◆ **Your task**
Wherever the word "name" appears in a line, copy that line.

-- Start Information provided --

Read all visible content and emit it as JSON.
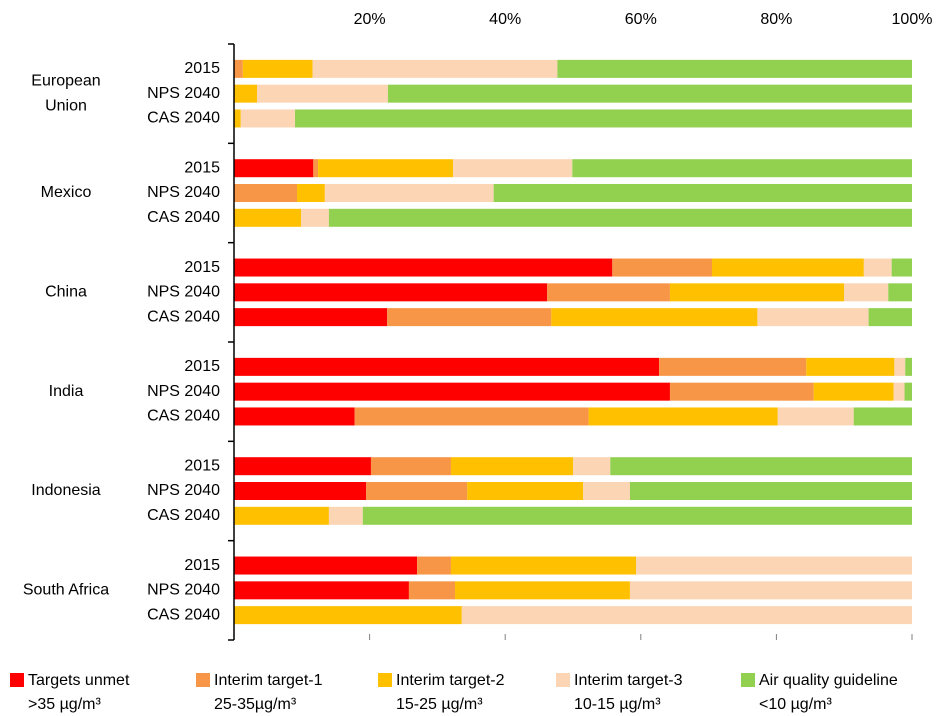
{
  "chart_data": {
    "type": "stacked-barh",
    "groups": [
      [
        "European",
        "Union"
      ],
      [
        "Mexico"
      ],
      [
        "China"
      ],
      [
        "India"
      ],
      [
        "Indonesia"
      ],
      [
        "South Africa"
      ]
    ],
    "categories": [
      "2015",
      "NPS 2040",
      "CAS 2040",
      "2015",
      "NPS 2040",
      "CAS 2040",
      "2015",
      "NPS 2040",
      "CAS 2040",
      "2015",
      "NPS 2040",
      "CAS 2040",
      "2015",
      "NPS 2040",
      "CAS 2040",
      "2015",
      "NPS 2040",
      "CAS 2040"
    ],
    "series": [
      {
        "name": "Targets unmet",
        "sublabel": ">35 µg/m³",
        "color": "#ff0000",
        "values": [
          0,
          0,
          0,
          11.7,
          0,
          0,
          55.8,
          46.2,
          22.6,
          62.7,
          64.3,
          17.8,
          20.2,
          19.5,
          0,
          27.0,
          25.8,
          0
        ]
      },
      {
        "name": "Interim target-1",
        "sublabel": "25-35µg/m³",
        "color": "#f79646",
        "values": [
          1.3,
          0,
          0,
          0.7,
          9.3,
          0,
          14.7,
          18.1,
          24.2,
          21.7,
          21.2,
          34.5,
          11.8,
          14.9,
          0,
          5.0,
          6.8,
          0
        ]
      },
      {
        "name": "Interim target-2",
        "sublabel": "15-25 µg/m³",
        "color": "#ffc000",
        "values": [
          10.3,
          3.4,
          1.0,
          19.9,
          4.1,
          9.9,
          22.4,
          25.7,
          30.4,
          13.0,
          11.8,
          27.9,
          18.0,
          17.1,
          14.0,
          27.3,
          25.8,
          33.6
        ]
      },
      {
        "name": "Interim target-3",
        "sublabel": "10-15 µg/m³",
        "color": "#fcd5b4",
        "values": [
          36.1,
          19.3,
          8.0,
          17.6,
          24.9,
          4.1,
          4.1,
          6.5,
          16.4,
          1.6,
          1.6,
          11.2,
          5.5,
          6.9,
          5.0,
          40.7,
          41.6,
          66.4
        ]
      },
      {
        "name": "Air quality guideline",
        "sublabel": "<10 µg/m³",
        "color": "#92d050",
        "values": [
          52.3,
          77.3,
          91.0,
          50.1,
          61.7,
          86.0,
          3.0,
          3.5,
          6.4,
          1.0,
          1.1,
          8.6,
          44.5,
          41.6,
          81.0,
          0,
          0,
          0
        ]
      }
    ],
    "xlim": [
      0,
      100
    ],
    "xticks": [
      {
        "value": 20,
        "label": "20%"
      },
      {
        "value": 40,
        "label": "40%"
      },
      {
        "value": 60,
        "label": "60%"
      },
      {
        "value": 80,
        "label": "80%"
      },
      {
        "value": 100,
        "label": "100%"
      }
    ]
  }
}
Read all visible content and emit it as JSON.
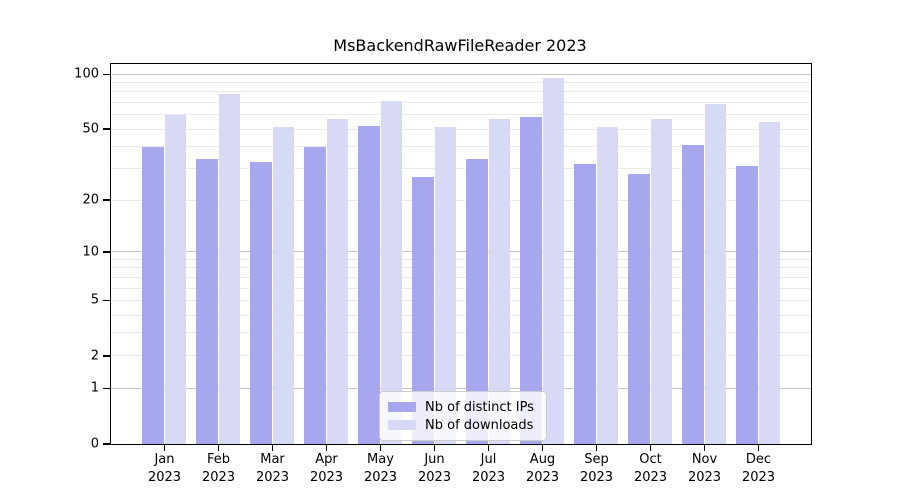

-- End Information provided --

◆ **Expected output**
        "name": "Targets unmet",
        "name": "Interim target-1",
        "name": "Interim target-2",
        "name": "Interim target-3",
        "name": "Air quality guideline",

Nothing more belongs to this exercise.